● Text provided:
* Start *
Murphy v. Boston Elevated Ry.

Decision Date01 March 1928
Citation262 Mass. 485,160 N.E. 265
PartiesMURPHY v. BOSTON ELEVATED RY.
CourtUnited States State Supreme Judicial Court of Massachusetts Supreme Court

OPINION TEXT STARTS HERE

Exceptions from Superior Court, Middlesex County; W. A. Burns, Judge.

Action of tort by Jennie T. Murphy, administratrix of the estate of Daniel F. Murphy, deceased, against the Boston Elevated Railway, by writ with ad damnum in the sum of $15,000. Judgment for defendant. and plaintiff excepts. Exceptions overruled.

S. H. Lewis, of Boston, and V. J. Zeo, of Springfield, for plaintiff.

C. S. Walkup, Jr., of Boston, for defendant.

WAIT, J.

The questions presented by the bill of exceptions are, whether there was evidence which, as matter of law, required a finding that the plaintiff's intestate did not exercise due care for his safety, and whether the evidence warranted a finding that the defendant's motorman was negligent.

[1] The motorman testified that, as his car approached the junction of Ellsworth avenue and Cambridge street, in Cambridge, he saw the intestate turn from Ellsworth avenue, walk along the southerly sidewalk of Cambridge street, leave the sidewalk and proceed across that street looking neither to the right nor to the left but straight ahead and with no change of speed, until in spite of warning cries when he was some feet away from the car, he walked into its side and was thrown down. There was evidence which, though contradicted, would warrant finding that no gong was sounded; that the car was moving rapidly; that the motorman was conversing with fellow employees; and that no brake was applied before the warning shouts were uttered. There is, here, enough to justify finding that the motorman was negligent in failing to give timely warning to one who apparently needed it, and properly to control his car.
* End *
● What you need to do:
1. Reproduce the court opinion above from "Action of tort" to "Boston, for defendant.", word for word.
2. Extend the court opinion above, starting right after its final sentence.
The listing that follows comes from a separate source.

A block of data
* Start *
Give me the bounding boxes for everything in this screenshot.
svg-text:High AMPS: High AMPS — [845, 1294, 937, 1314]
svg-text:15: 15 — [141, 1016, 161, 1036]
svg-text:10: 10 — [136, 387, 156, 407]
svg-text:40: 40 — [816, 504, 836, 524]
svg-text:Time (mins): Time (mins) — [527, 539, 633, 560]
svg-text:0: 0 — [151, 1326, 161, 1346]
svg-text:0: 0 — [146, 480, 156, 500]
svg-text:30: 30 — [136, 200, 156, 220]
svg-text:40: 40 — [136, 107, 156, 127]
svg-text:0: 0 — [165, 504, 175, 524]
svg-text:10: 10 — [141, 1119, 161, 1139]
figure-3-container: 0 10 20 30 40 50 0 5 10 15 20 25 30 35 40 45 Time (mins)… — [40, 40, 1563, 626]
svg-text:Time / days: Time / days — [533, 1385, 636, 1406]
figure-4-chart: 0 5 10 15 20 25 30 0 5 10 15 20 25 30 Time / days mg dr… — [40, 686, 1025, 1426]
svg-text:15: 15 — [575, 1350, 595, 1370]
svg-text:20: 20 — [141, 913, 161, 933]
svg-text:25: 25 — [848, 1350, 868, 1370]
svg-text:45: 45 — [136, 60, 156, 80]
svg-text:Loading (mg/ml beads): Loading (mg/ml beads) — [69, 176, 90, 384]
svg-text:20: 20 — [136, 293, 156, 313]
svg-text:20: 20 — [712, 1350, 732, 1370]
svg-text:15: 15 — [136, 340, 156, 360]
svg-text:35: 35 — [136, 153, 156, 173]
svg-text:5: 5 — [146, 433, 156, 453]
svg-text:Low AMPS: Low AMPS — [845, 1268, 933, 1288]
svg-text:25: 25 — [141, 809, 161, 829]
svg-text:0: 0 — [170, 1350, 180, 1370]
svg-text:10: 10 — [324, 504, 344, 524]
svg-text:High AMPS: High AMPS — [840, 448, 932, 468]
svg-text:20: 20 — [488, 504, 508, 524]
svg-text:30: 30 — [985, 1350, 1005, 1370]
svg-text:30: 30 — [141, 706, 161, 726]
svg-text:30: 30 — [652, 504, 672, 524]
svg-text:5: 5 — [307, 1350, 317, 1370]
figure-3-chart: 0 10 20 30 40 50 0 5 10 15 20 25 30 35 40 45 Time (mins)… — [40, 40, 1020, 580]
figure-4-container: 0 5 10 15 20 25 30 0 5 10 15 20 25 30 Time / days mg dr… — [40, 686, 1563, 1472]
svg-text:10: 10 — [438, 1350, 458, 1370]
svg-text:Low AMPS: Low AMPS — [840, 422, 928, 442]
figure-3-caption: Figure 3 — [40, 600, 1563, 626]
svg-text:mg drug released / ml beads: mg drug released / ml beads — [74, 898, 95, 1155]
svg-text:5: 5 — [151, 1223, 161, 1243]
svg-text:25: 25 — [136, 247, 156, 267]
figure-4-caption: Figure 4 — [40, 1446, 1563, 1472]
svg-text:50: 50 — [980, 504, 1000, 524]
* End *
● Answers for the exercise:
1.
Action of tort by Jennie T. Murphy, administratrix of the estate of Daniel F. Murphy, deceased, against the Boston Elevated Railway, by writ with ad damnum in the sum of $15,000. Judgment for defendant. and plaintiff excepts. Exceptions overruled.

S. H. Lewis, of Boston, and V. J. Zeo, of Springfield, for plaintiff.

C. S. Walkup, Jr., of Boston, for defendant.

2.
[2] The other question is not so readily answered. The action is based upon G. L. c. 229, § 3, which permits recovery only when the intestate-if, as here, he is not a passenger or in the employ of the defendant-is in the exercise of due care. We have interpreted this to mean that the person injured shall have been actively and actually in the exercise of due care. Hudson v. Lynn & Boston Railroad, 185 Mass. 510, 71 N. E. 66;Bothwell v. Boston Elevated Railway, 215 Mass. 467, 102 N. E. 665, L. R. A. 1917F, 167, Ann. Cas. 1914D, 275. See Mercier v. Union Street Railway, 230 Mass. 397, 403, 119 N. E. 764. There is a presumption that the intestate was using such care (G. L. c. 231, § 85); but where all the facts are beyond dispute, and where they are consistent only with lack of due care, that presumption is not controlling. Loyle v. Boston Elevated Railway (Mass.) 157 N. E. 356;Tobin v. Nahant & Lynn St. Ry. (Mass.) 157 N. E. 360;Bagnell v. Boston Elevated Railway, 247 Mass. 235, 142 N. E. 63;Doyle v. Boston Elevated Railway, 248 Mass. 89, 142 N. E. 693;Duggan v. Bay State Street Railway, 230 Mass. 370, 119 N. E. 757, L. R. A. 1918E, 680;Pigeon v. Massachusetts Northeastern Street Railway, 230 Mass. 392, 119 N. E. 762.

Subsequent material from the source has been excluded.